(Entries shown):
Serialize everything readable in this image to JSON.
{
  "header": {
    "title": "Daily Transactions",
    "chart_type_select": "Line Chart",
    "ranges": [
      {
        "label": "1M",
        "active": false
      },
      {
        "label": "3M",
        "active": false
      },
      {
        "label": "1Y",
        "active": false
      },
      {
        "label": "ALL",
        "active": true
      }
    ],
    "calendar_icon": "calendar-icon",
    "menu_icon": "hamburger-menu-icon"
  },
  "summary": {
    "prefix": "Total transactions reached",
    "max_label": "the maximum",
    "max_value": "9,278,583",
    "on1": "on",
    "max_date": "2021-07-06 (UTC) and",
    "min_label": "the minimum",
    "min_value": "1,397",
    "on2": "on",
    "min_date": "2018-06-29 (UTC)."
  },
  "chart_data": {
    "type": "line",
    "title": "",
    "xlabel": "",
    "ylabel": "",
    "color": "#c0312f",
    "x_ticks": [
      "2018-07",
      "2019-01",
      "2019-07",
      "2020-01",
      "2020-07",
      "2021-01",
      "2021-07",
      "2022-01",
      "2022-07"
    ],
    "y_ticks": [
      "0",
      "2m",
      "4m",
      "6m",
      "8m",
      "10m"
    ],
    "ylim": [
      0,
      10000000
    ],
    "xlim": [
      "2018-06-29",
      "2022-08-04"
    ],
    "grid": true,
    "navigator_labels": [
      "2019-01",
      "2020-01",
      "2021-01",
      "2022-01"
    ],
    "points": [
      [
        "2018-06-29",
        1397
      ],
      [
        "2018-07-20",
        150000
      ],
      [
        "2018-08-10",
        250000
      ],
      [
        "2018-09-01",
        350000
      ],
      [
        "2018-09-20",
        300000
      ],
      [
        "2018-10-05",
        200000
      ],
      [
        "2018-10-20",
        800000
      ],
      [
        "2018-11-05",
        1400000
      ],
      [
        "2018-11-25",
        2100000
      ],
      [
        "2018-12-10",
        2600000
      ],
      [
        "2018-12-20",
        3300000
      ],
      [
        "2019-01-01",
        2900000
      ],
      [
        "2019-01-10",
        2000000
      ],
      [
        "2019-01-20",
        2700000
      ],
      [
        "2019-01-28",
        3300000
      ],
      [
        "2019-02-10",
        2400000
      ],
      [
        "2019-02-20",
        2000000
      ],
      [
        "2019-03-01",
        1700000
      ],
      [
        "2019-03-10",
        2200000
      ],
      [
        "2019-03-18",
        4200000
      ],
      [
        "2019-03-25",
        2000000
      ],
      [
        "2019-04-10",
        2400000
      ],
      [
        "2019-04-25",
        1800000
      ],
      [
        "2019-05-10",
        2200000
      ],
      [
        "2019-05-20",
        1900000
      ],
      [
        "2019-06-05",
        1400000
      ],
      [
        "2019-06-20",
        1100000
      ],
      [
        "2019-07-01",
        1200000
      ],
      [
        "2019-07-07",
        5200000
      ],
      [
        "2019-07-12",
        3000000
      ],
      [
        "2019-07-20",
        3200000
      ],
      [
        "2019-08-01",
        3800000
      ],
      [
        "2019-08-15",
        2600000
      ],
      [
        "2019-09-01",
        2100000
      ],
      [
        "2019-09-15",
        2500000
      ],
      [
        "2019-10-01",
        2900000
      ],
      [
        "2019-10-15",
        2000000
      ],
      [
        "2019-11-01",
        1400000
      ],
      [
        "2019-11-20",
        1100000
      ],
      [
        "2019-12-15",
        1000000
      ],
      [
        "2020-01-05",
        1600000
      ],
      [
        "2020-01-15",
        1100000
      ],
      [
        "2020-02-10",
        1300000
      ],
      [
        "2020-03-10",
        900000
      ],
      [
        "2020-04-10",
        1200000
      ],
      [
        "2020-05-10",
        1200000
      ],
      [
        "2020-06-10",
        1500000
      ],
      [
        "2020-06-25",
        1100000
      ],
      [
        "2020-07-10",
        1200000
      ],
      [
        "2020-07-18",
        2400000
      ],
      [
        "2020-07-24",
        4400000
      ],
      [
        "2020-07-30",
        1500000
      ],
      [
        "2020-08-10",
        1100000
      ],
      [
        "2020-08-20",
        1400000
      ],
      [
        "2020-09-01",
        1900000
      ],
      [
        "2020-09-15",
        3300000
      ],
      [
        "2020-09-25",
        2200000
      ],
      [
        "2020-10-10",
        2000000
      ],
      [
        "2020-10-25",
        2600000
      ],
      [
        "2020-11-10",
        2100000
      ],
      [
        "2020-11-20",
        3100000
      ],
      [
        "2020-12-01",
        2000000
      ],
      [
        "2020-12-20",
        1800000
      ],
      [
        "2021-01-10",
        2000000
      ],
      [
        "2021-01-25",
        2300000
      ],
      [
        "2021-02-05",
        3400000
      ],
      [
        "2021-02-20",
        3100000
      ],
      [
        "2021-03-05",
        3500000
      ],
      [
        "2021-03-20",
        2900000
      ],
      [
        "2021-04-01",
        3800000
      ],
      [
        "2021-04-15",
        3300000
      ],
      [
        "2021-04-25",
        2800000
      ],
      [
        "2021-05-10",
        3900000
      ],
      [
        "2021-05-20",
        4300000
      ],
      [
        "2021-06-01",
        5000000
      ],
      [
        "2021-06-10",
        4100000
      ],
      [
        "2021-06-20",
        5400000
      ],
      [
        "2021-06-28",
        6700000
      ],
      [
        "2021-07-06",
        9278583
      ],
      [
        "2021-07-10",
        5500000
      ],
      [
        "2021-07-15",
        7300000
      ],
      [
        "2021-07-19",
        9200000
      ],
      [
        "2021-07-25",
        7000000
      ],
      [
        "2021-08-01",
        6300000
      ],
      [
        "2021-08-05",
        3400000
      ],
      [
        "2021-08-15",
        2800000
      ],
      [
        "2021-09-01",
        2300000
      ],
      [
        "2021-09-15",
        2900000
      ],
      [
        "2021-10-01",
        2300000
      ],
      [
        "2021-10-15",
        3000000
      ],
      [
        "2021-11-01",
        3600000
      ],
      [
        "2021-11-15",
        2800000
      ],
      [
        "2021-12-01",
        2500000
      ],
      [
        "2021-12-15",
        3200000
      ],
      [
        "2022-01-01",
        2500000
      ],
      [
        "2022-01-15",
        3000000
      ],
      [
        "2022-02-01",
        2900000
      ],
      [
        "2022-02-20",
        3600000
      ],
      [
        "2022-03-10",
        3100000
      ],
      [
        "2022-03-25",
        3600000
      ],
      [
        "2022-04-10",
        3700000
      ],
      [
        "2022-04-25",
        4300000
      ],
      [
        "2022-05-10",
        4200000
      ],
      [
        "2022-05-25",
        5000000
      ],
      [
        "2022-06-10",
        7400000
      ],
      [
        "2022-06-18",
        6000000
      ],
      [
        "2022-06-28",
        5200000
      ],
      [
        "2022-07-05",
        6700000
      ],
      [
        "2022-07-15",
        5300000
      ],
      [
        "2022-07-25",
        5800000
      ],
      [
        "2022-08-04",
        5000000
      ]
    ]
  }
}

--

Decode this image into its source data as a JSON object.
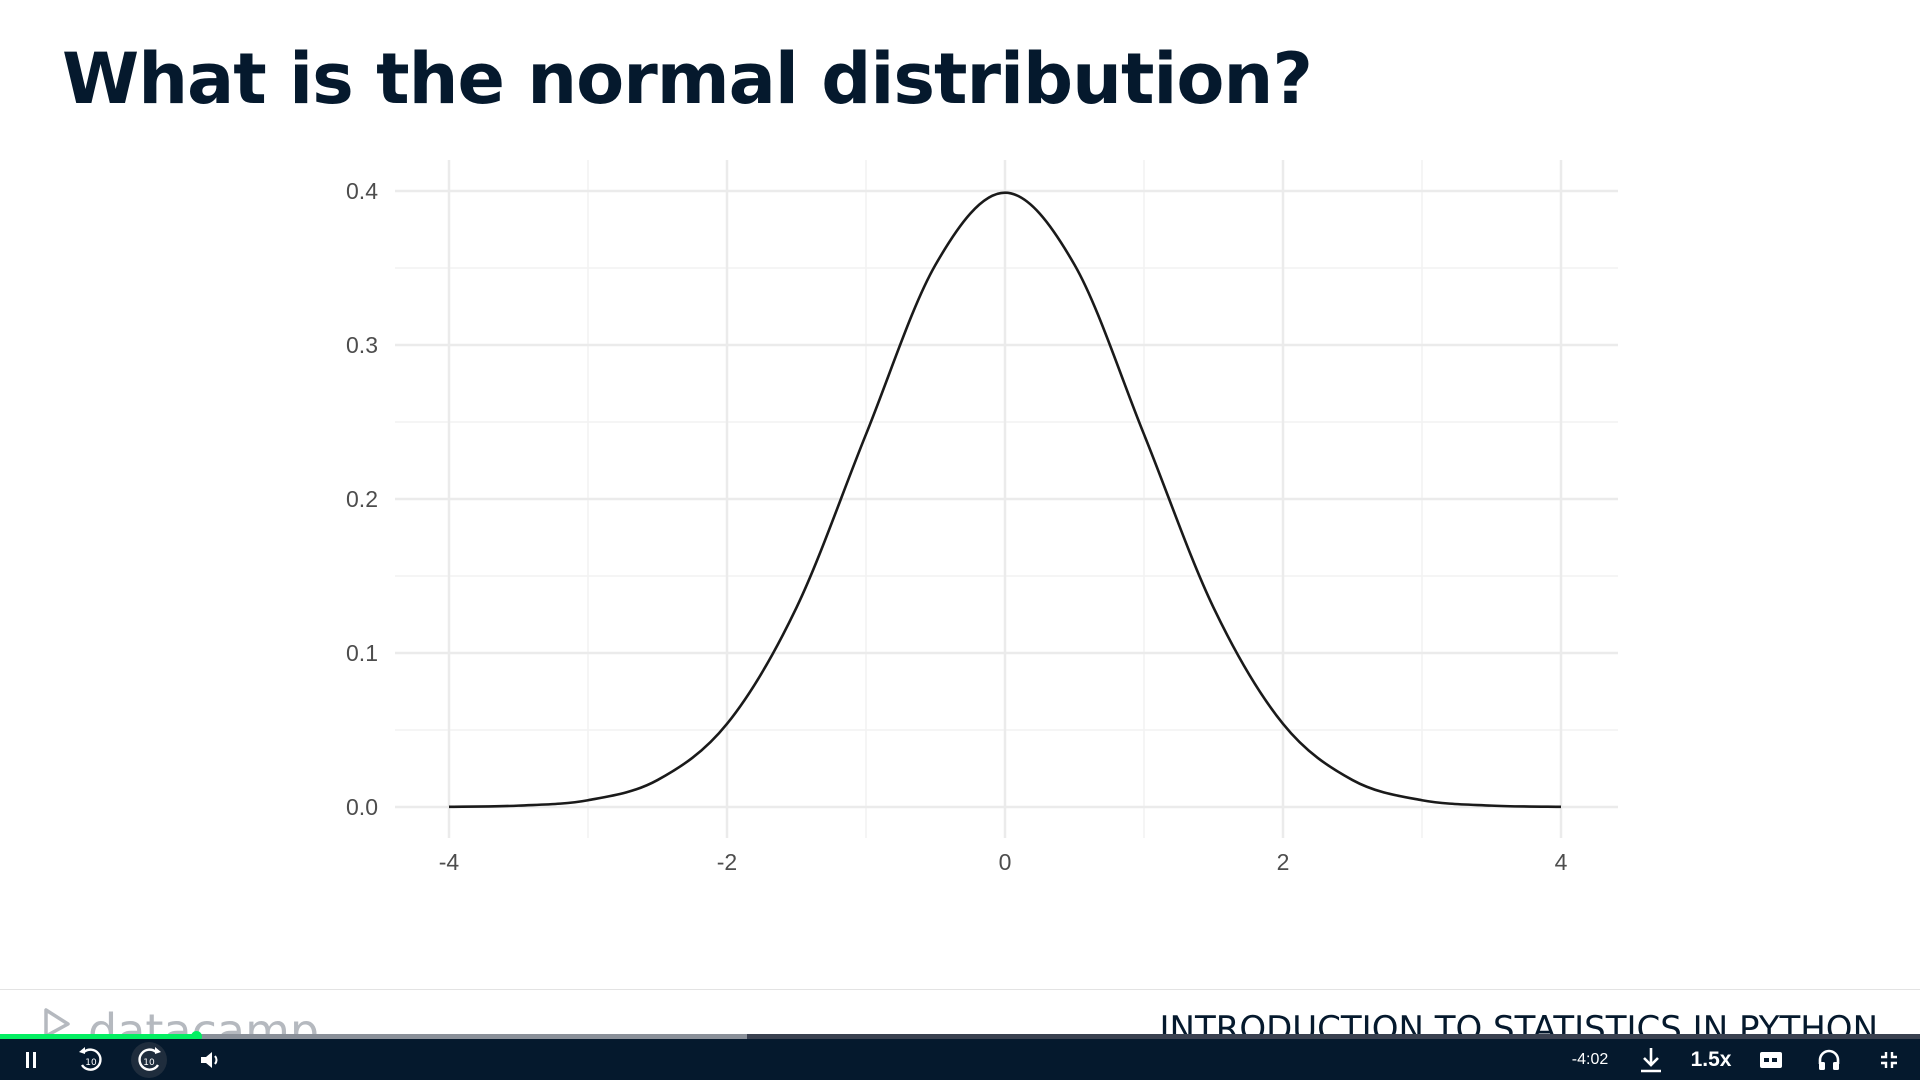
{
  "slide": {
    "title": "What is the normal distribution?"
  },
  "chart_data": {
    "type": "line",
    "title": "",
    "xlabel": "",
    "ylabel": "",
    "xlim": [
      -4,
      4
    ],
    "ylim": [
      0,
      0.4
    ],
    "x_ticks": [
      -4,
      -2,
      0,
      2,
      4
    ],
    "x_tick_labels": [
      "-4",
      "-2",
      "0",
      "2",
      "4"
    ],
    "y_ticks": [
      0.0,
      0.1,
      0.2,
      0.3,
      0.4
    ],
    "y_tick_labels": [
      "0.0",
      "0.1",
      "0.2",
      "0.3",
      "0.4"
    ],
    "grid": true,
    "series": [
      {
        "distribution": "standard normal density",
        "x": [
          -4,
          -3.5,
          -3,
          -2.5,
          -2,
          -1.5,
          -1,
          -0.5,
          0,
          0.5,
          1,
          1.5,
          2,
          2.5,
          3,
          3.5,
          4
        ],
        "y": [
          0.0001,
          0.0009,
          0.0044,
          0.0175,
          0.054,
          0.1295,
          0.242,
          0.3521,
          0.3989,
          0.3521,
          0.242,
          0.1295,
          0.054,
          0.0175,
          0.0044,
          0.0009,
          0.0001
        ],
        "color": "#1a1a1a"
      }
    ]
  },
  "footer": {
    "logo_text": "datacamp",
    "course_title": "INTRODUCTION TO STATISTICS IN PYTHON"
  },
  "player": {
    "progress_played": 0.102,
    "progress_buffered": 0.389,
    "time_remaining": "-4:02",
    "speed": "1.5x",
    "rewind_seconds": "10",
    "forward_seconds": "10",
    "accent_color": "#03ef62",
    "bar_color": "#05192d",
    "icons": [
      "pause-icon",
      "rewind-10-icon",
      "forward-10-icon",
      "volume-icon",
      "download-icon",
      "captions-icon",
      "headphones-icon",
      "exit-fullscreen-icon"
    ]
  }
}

(What is expected): Using the listing above, pull out all lines that hold the word "image".

(Task output):
Serialize everything readable in this image to JSON.
Decode this image into its source data as a JSON object.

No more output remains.